→ Directions for this task: Every line below that holds the string "Performance" should be copied out.

Stored dataset items:
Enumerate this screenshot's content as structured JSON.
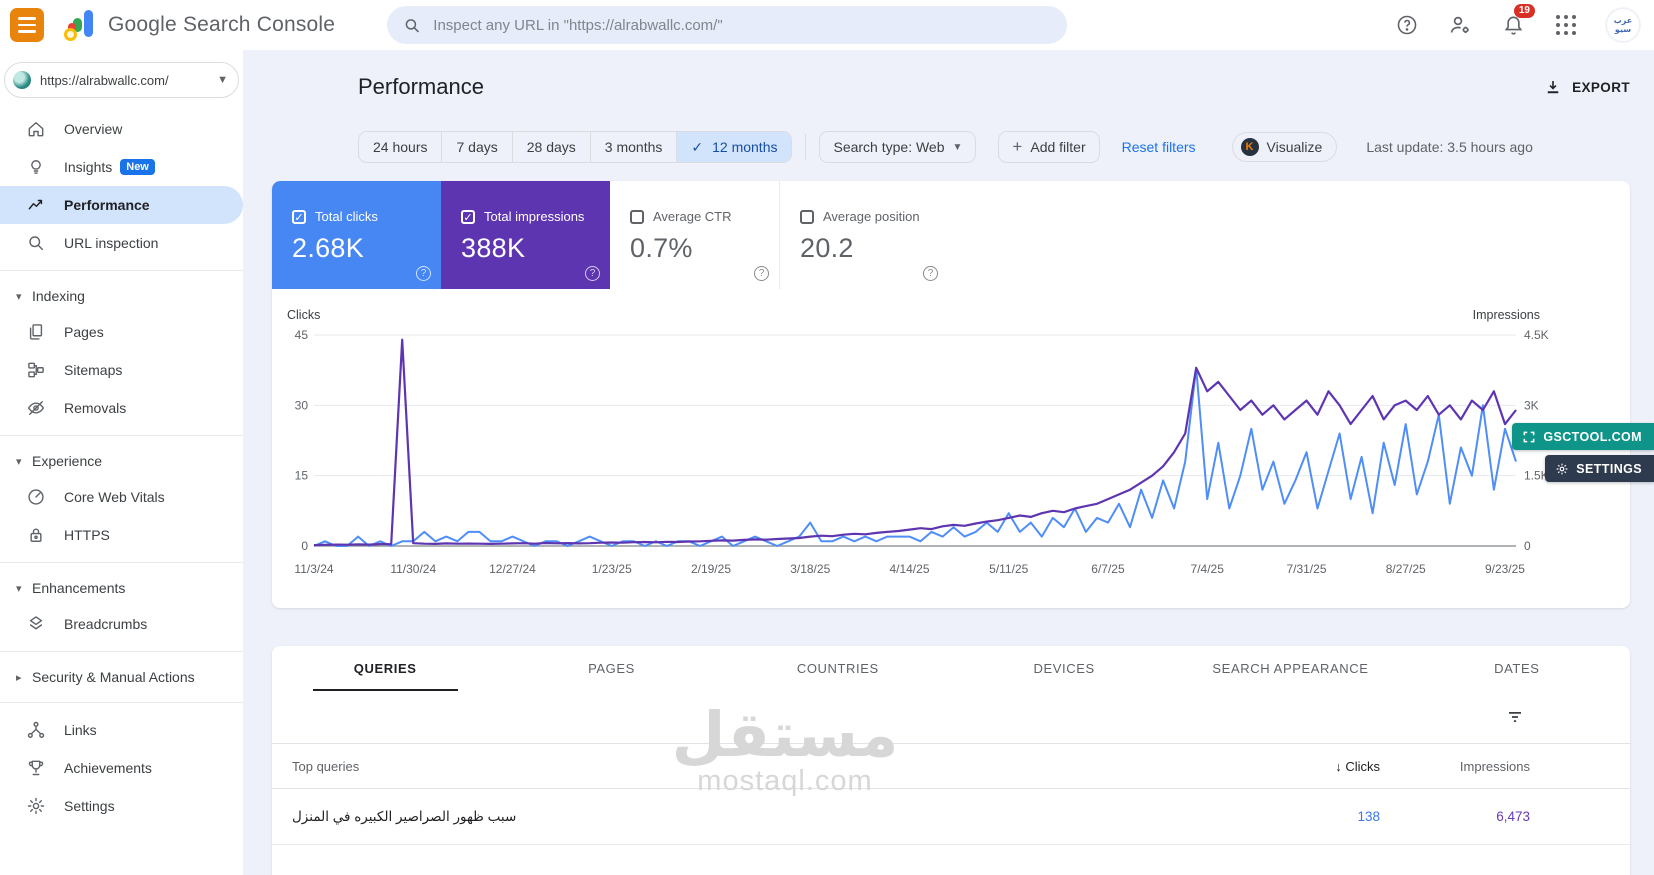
{
  "header": {
    "app_title": "Google Search Console",
    "search_placeholder": "Inspect any URL in \"https://alrabwallc.com/\"",
    "notification_count": "19",
    "avatar_text": "عرب سيو"
  },
  "sidebar": {
    "property": "https://alrabwallc.com/",
    "items": [
      {
        "type": "item",
        "icon": "home",
        "label": "Overview"
      },
      {
        "type": "item",
        "icon": "bulb",
        "label": "Insights",
        "badge": "New"
      },
      {
        "type": "item",
        "icon": "trend",
        "label": "Performance",
        "selected": true
      },
      {
        "type": "item",
        "icon": "search",
        "label": "URL inspection"
      },
      {
        "type": "divider"
      },
      {
        "type": "section",
        "label": "Indexing",
        "expanded": true
      },
      {
        "type": "item",
        "icon": "pages",
        "label": "Pages"
      },
      {
        "type": "item",
        "icon": "sitemap",
        "label": "Sitemaps"
      },
      {
        "type": "item",
        "icon": "eyeoff",
        "label": "Removals"
      },
      {
        "type": "divider"
      },
      {
        "type": "section",
        "label": "Experience",
        "expanded": true
      },
      {
        "type": "item",
        "icon": "gauge",
        "label": "Core Web Vitals"
      },
      {
        "type": "item",
        "icon": "lock",
        "label": "HTTPS"
      },
      {
        "type": "divider"
      },
      {
        "type": "section",
        "label": "Enhancements",
        "expanded": true
      },
      {
        "type": "item",
        "icon": "layers",
        "label": "Breadcrumbs"
      },
      {
        "type": "divider"
      },
      {
        "type": "section",
        "label": "Security & Manual Actions",
        "expanded": false
      },
      {
        "type": "divider"
      },
      {
        "type": "item",
        "icon": "tree",
        "label": "Links"
      },
      {
        "type": "item",
        "icon": "trophy",
        "label": "Achievements"
      },
      {
        "type": "item",
        "icon": "gear",
        "label": "Settings"
      }
    ]
  },
  "page": {
    "title": "Performance",
    "export_label": "EXPORT",
    "last_update": "Last update: 3.5 hours ago"
  },
  "filters": {
    "date_ranges": [
      "24 hours",
      "7 days",
      "28 days",
      "3 months",
      "12 months"
    ],
    "selected_range": "12 months",
    "search_type_label": "Search type: Web",
    "add_filter_label": "Add filter",
    "reset_label": "Reset filters",
    "visualize_label": "Visualize"
  },
  "metrics": [
    {
      "label": "Total clicks",
      "value": "2.68K",
      "checked": true,
      "color": "#4687f4"
    },
    {
      "label": "Total impressions",
      "value": "388K",
      "checked": true,
      "color": "#5e35b1"
    },
    {
      "label": "Average CTR",
      "value": "0.7%",
      "checked": false
    },
    {
      "label": "Average position",
      "value": "20.2",
      "checked": false
    }
  ],
  "chart_data": {
    "type": "line",
    "left_axis": {
      "label": "Clicks",
      "ticks": [
        45,
        30,
        15,
        0
      ],
      "max": 45
    },
    "right_axis": {
      "label": "Impressions",
      "ticks": [
        "4.5K",
        "3K",
        "1.5K",
        "0"
      ],
      "max": 4500
    },
    "x_ticks": [
      "11/3/24",
      "11/30/24",
      "12/27/24",
      "1/23/25",
      "2/19/25",
      "3/18/25",
      "4/14/25",
      "5/11/25",
      "6/7/25",
      "7/4/25",
      "7/31/25",
      "8/27/25",
      "9/23/25"
    ],
    "grid": true,
    "legend_position": "none",
    "series": [
      {
        "name": "Clicks",
        "axis": "left",
        "color": "#4f8df8",
        "values": [
          0,
          1,
          0,
          0,
          2,
          0,
          1,
          0,
          1,
          1,
          3,
          1,
          2,
          1,
          3,
          3,
          1,
          1,
          2,
          1,
          0,
          1,
          1,
          0,
          1,
          2,
          1,
          0,
          1,
          1,
          0,
          1,
          0,
          1,
          1,
          0,
          1,
          2,
          0,
          1,
          2,
          1,
          0,
          1,
          2,
          5,
          1,
          1,
          2,
          1,
          2,
          1,
          2,
          2,
          2,
          1,
          3,
          2,
          4,
          2,
          3,
          5,
          3,
          7,
          3,
          5,
          2,
          6,
          4,
          8,
          3,
          6,
          5,
          9,
          4,
          12,
          6,
          14,
          8,
          18,
          38,
          10,
          22,
          8,
          15,
          25,
          12,
          18,
          9,
          14,
          20,
          8,
          16,
          24,
          10,
          19,
          7,
          22,
          13,
          26,
          11,
          18,
          28,
          9,
          21,
          15,
          30,
          12,
          25,
          18
        ]
      },
      {
        "name": "Impressions",
        "axis": "right",
        "color": "#5e35b1",
        "values": [
          20,
          25,
          30,
          28,
          35,
          30,
          40,
          38,
          4400,
          60,
          50,
          45,
          55,
          48,
          52,
          50,
          45,
          50,
          55,
          60,
          50,
          65,
          58,
          62,
          55,
          60,
          70,
          75,
          70,
          80,
          85,
          78,
          90,
          85,
          95,
          100,
          110,
          120,
          115,
          130,
          140,
          135,
          150,
          160,
          170,
          200,
          220,
          210,
          240,
          260,
          250,
          280,
          300,
          320,
          350,
          380,
          360,
          420,
          450,
          430,
          480,
          520,
          550,
          600,
          650,
          620,
          700,
          750,
          720,
          800,
          850,
          900,
          1000,
          1100,
          1200,
          1350,
          1500,
          1700,
          2000,
          2400,
          3800,
          3300,
          3500,
          3200,
          2900,
          3100,
          2800,
          3000,
          2700,
          2900,
          3100,
          2800,
          3300,
          3000,
          2600,
          2900,
          3200,
          2700,
          3000,
          3100,
          2900,
          3200,
          2800,
          3000,
          2700,
          3100,
          2900,
          3300,
          2600,
          2900
        ]
      }
    ]
  },
  "overlays": [
    {
      "label": "GSCTOOL.COM",
      "color": "#0e9488"
    },
    {
      "label": "SETTINGS",
      "color": "#2e3a4d"
    }
  ],
  "tabs": [
    "QUERIES",
    "PAGES",
    "COUNTRIES",
    "DEVICES",
    "SEARCH APPEARANCE",
    "DATES"
  ],
  "active_tab": "QUERIES",
  "table": {
    "first_col_header": "Top queries",
    "col_clicks": "Clicks",
    "col_impressions": "Impressions",
    "sort_column": "Clicks",
    "rows": [
      {
        "query": "سبب ظهور الصراصير الكبيره في المنزل",
        "clicks": "138",
        "impressions": "6,473"
      }
    ]
  },
  "watermark": {
    "arabic": "مستقل",
    "latin": "mostaql.com"
  }
}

→ Result for this exercise:
        "label": "Performance",
    "title": "Performance",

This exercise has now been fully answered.